■ **EXERCISE DESCRIPTION**: Skip every image and restate the data word for word.

■ **Collected data entries**:

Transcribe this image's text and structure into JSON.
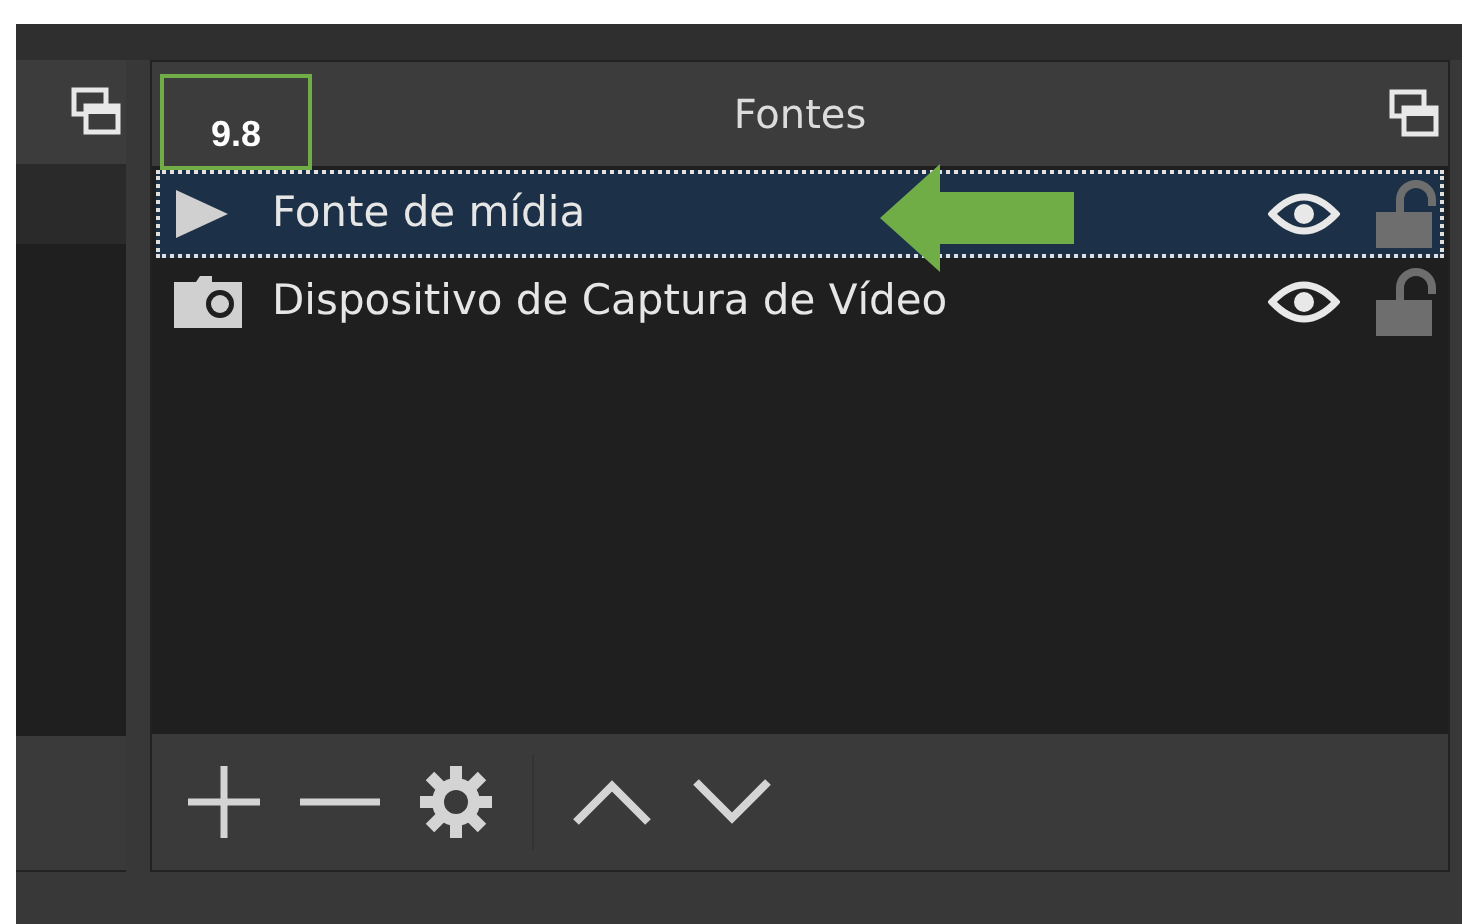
{
  "annotation": {
    "label": "9.8"
  },
  "panel": {
    "title": "Fontes"
  },
  "sources": [
    {
      "name": "Fonte de mídia",
      "kind": "media",
      "selected": true,
      "visible": true,
      "locked": false
    },
    {
      "name": "Dispositivo de Captura de Vídeo",
      "kind": "camera",
      "selected": false,
      "visible": true,
      "locked": false
    }
  ]
}
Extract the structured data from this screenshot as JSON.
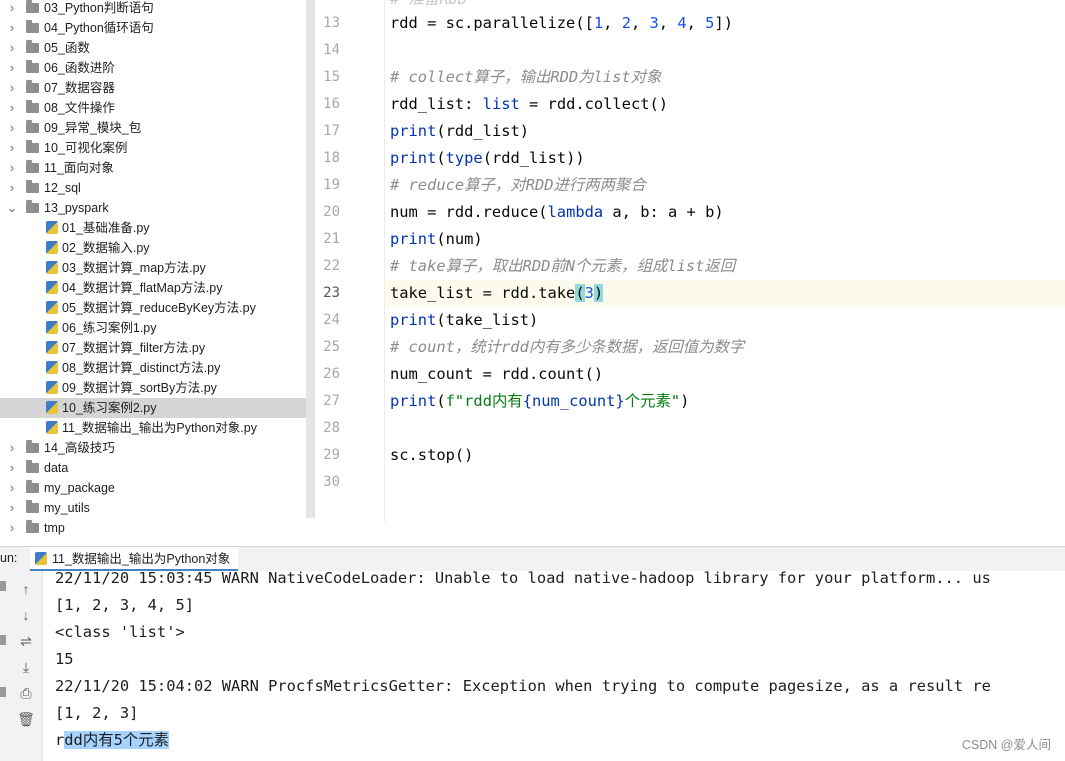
{
  "project_tree": {
    "items": [
      {
        "label": "03_Python判断语句",
        "kind": "folder",
        "expanded": false
      },
      {
        "label": "04_Python循环语句",
        "kind": "folder",
        "expanded": false
      },
      {
        "label": "05_函数",
        "kind": "folder",
        "expanded": false
      },
      {
        "label": "06_函数进阶",
        "kind": "folder",
        "expanded": false
      },
      {
        "label": "07_数据容器",
        "kind": "folder",
        "expanded": false
      },
      {
        "label": "08_文件操作",
        "kind": "folder",
        "expanded": false
      },
      {
        "label": "09_异常_模块_包",
        "kind": "folder",
        "expanded": false
      },
      {
        "label": "10_可视化案例",
        "kind": "folder",
        "expanded": false
      },
      {
        "label": "11_面向对象",
        "kind": "folder",
        "expanded": false
      },
      {
        "label": "12_sql",
        "kind": "folder",
        "expanded": false
      },
      {
        "label": "13_pyspark",
        "kind": "folder",
        "expanded": true
      },
      {
        "label": "01_基础准备.py",
        "kind": "file"
      },
      {
        "label": "02_数据输入.py",
        "kind": "file"
      },
      {
        "label": "03_数据计算_map方法.py",
        "kind": "file"
      },
      {
        "label": "04_数据计算_flatMap方法.py",
        "kind": "file"
      },
      {
        "label": "05_数据计算_reduceByKey方法.py",
        "kind": "file"
      },
      {
        "label": "06_练习案例1.py",
        "kind": "file"
      },
      {
        "label": "07_数据计算_filter方法.py",
        "kind": "file"
      },
      {
        "label": "08_数据计算_distinct方法.py",
        "kind": "file"
      },
      {
        "label": "09_数据计算_sortBy方法.py",
        "kind": "file"
      },
      {
        "label": "10_练习案例2.py",
        "kind": "file",
        "selected": true
      },
      {
        "label": "11_数据输出_输出为Python对象.py",
        "kind": "file"
      },
      {
        "label": "14_高级技巧",
        "kind": "folder",
        "expanded": false
      },
      {
        "label": "data",
        "kind": "folder",
        "expanded": false
      },
      {
        "label": "my_package",
        "kind": "folder",
        "expanded": false
      },
      {
        "label": "my_utils",
        "kind": "folder",
        "expanded": false
      },
      {
        "label": "tmp",
        "kind": "folder",
        "expanded": false
      }
    ]
  },
  "editor": {
    "current_line": 23,
    "line_numbers": [
      "13",
      "14",
      "15",
      "16",
      "17",
      "18",
      "19",
      "20",
      "21",
      "22",
      "23",
      "24",
      "25",
      "26",
      "27",
      "28",
      "29",
      "30"
    ],
    "partial_top_line": "# 准备RDD",
    "code": {
      "l13": {
        "a": "rdd = sc.parallelize([",
        "n1": "1",
        "c1": ", ",
        "n2": "2",
        "c2": ", ",
        "n3": "3",
        "c3": ", ",
        "n4": "4",
        "c4": ", ",
        "n5": "5",
        "b": "])"
      },
      "l15": "# collect算子，输出RDD为list对象",
      "l16": {
        "a": "rdd_list: ",
        "kw": "list",
        "b": " = rdd.collect()"
      },
      "l17": {
        "fn": "print",
        "b": "(rdd_list)"
      },
      "l18": {
        "fn": "print",
        "a": "(",
        "fn2": "type",
        "b": "(rdd_list))"
      },
      "l19": "# reduce算子，对RDD进行两两聚合",
      "l20": {
        "a": "num = rdd.reduce(",
        "kw": "lambda",
        "b": " a, b: a + b)"
      },
      "l21": {
        "fn": "print",
        "b": "(num)"
      },
      "l22": "# take算子，取出RDD前N个元素，组成list返回",
      "l23": {
        "a": "take_list = rdd.take",
        "p1": "(",
        "n": "3",
        "p2": ")"
      },
      "l24": {
        "fn": "print",
        "b": "(take_list)"
      },
      "l25": "# count，统计rdd内有多少条数据，返回值为数字",
      "l26": "num_count = rdd.count()",
      "l27": {
        "fn": "print",
        "p": "(",
        "s1": "f\"rdd内有",
        "i1": "{num_count}",
        "s2": "个元素\"",
        "e": ")"
      },
      "l29": "sc.stop()"
    }
  },
  "run_panel": {
    "prefix": "un:",
    "tab_label": "11_数据输出_输出为Python对象",
    "toolbar_icons": [
      "up-arrow-icon",
      "down-arrow-icon",
      "wrap-icon",
      "scroll-to-end-icon",
      "print-icon",
      "trash-icon"
    ],
    "output_lines": [
      "22/11/20 15:03:45 WARN NativeCodeLoader: Unable to load native-hadoop library for your platform... us",
      "[1, 2, 3, 4, 5]",
      "<class 'list'>",
      "15",
      "22/11/20 15:04:02 WARN ProcfsMetricsGetter: Exception when trying to compute pagesize, as a result re",
      "[1, 2, 3]"
    ],
    "last_line": {
      "plain": "r",
      "selected": "dd内有5个元素"
    }
  },
  "watermark": "CSDN @爱人间",
  "colors": {
    "keyword": "#0033b3",
    "number": "#1750eb",
    "comment": "#8c8c8c",
    "string": "#067d17",
    "selection": "#a6d2ff",
    "current_line": "#fcfaed"
  }
}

■ **SOLVED PROBLEM**:
Transcribe this image's text and structure into JSON.
{
  "annotation": {
    "label": "9.8"
  },
  "panel": {
    "title": "Fontes"
  },
  "sources": [
    {
      "name": "Fonte de mídia",
      "kind": "media",
      "selected": true,
      "visible": true,
      "locked": false
    },
    {
      "name": "Dispositivo de Captura de Vídeo",
      "kind": "camera",
      "selected": false,
      "visible": true,
      "locked": false
    }
  ]
}
Extract the structured data from this screenshot as JSON.
{
  "project_tree": {
    "items": [
      {
        "label": "03_Python判断语句",
        "kind": "folder",
        "expanded": false
      },
      {
        "label": "04_Python循环语句",
        "kind": "folder",
        "expanded": false
      },
      {
        "label": "05_函数",
        "kind": "folder",
        "expanded": false
      },
      {
        "label": "06_函数进阶",
        "kind": "folder",
        "expanded": false
      },
      {
        "label": "07_数据容器",
        "kind": "folder",
        "expanded": false
      },
      {
        "label": "08_文件操作",
        "kind": "folder",
        "expanded": false
      },
      {
        "label": "09_异常_模块_包",
        "kind": "folder",
        "expanded": false
      },
      {
        "label": "10_可视化案例",
        "kind": "folder",
        "expanded": false
      },
      {
        "label": "11_面向对象",
        "kind": "folder",
        "expanded": false
      },
      {
        "label": "12_sql",
        "kind": "folder",
        "expanded": false
      },
      {
        "label": "13_pyspark",
        "kind": "folder",
        "expanded": true
      },
      {
        "label": "01_基础准备.py",
        "kind": "file"
      },
      {
        "label": "02_数据输入.py",
        "kind": "file"
      },
      {
        "label": "03_数据计算_map方法.py",
        "kind": "file"
      },
      {
        "label": "04_数据计算_flatMap方法.py",
        "kind": "file"
      },
      {
        "label": "05_数据计算_reduceByKey方法.py",
        "kind": "file"
      },
      {
        "label": "06_练习案例1.py",
        "kind": "file"
      },
      {
        "label": "07_数据计算_filter方法.py",
        "kind": "file"
      },
      {
        "label": "08_数据计算_distinct方法.py",
        "kind": "file"
      },
      {
        "label": "09_数据计算_sortBy方法.py",
        "kind": "file"
      },
      {
        "label": "10_练习案例2.py",
        "kind": "file",
        "selected": true
      },
      {
        "label": "11_数据输出_输出为Python对象.py",
        "kind": "file"
      },
      {
        "label": "14_高级技巧",
        "kind": "folder",
        "expanded": false
      },
      {
        "label": "data",
        "kind": "folder",
        "expanded": false
      },
      {
        "label": "my_package",
        "kind": "folder",
        "expanded": false
      },
      {
        "label": "my_utils",
        "kind": "folder",
        "expanded": false
      },
      {
        "label": "tmp",
        "kind": "folder",
        "expanded": false
      }
    ]
  },
  "editor": {
    "current_line": 23,
    "line_numbers": [
      "13",
      "14",
      "15",
      "16",
      "17",
      "18",
      "19",
      "20",
      "21",
      "22",
      "23",
      "24",
      "25",
      "26",
      "27",
      "28",
      "29",
      "30"
    ],
    "partial_top_line": "# 准备RDD",
    "code": {
      "l13": {
        "a": "rdd = sc.parallelize([",
        "n1": "1",
        "c1": ", ",
        "n2": "2",
        "c2": ", ",
        "n3": "3",
        "c3": ", ",
        "n4": "4",
        "c4": ", ",
        "n5": "5",
        "b": "])"
      },
      "l15": "# collect算子，输出RDD为list对象",
      "l16": {
        "a": "rdd_list: ",
        "kw": "list",
        "b": " = rdd.collect()"
      },
      "l17": {
        "fn": "print",
        "b": "(rdd_list)"
      },
      "l18": {
        "fn": "print",
        "a": "(",
        "fn2": "type",
        "b": "(rdd_list))"
      },
      "l19": "# reduce算子，对RDD进行两两聚合",
      "l20": {
        "a": "num = rdd.reduce(",
        "kw": "lambda",
        "b": " a, b: a + b)"
      },
      "l21": {
        "fn": "print",
        "b": "(num)"
      },
      "l22": "# take算子，取出RDD前N个元素，组成list返回",
      "l23": {
        "a": "take_list = rdd.take",
        "p1": "(",
        "n": "3",
        "p2": ")"
      },
      "l24": {
        "fn": "print",
        "b": "(take_list)"
      },
      "l25": "# count，统计rdd内有多少条数据，返回值为数字",
      "l26": "num_count = rdd.count()",
      "l27": {
        "fn": "print",
        "p": "(",
        "s1": "f\"rdd内有",
        "i1": "{num_count}",
        "s2": "个元素\"",
        "e": ")"
      },
      "l29": "sc.stop()"
    }
  },
  "run_panel": {
    "prefix": "un:",
    "tab_label": "11_数据输出_输出为Python对象",
    "toolbar_icons": [
      "up-arrow-icon",
      "down-arrow-icon",
      "wrap-icon",
      "scroll-to-end-icon",
      "print-icon",
      "trash-icon"
    ],
    "output_lines": [
      "22/11/20 15:03:45 WARN NativeCodeLoader: Unable to load native-hadoop library for your platform... us",
      "[1, 2, 3, 4, 5]",
      "<class 'list'>",
      "15",
      "22/11/20 15:04:02 WARN ProcfsMetricsGetter: Exception when trying to compute pagesize, as a result re",
      "[1, 2, 3]"
    ],
    "last_line": {
      "plain": "r",
      "selected": "dd内有5个元素"
    }
  },
  "watermark": "CSDN @爱人间",
  "colors": {
    "keyword": "#0033b3",
    "number": "#1750eb",
    "comment": "#8c8c8c",
    "string": "#067d17",
    "selection": "#a6d2ff",
    "current_line": "#fcfaed"
  }
}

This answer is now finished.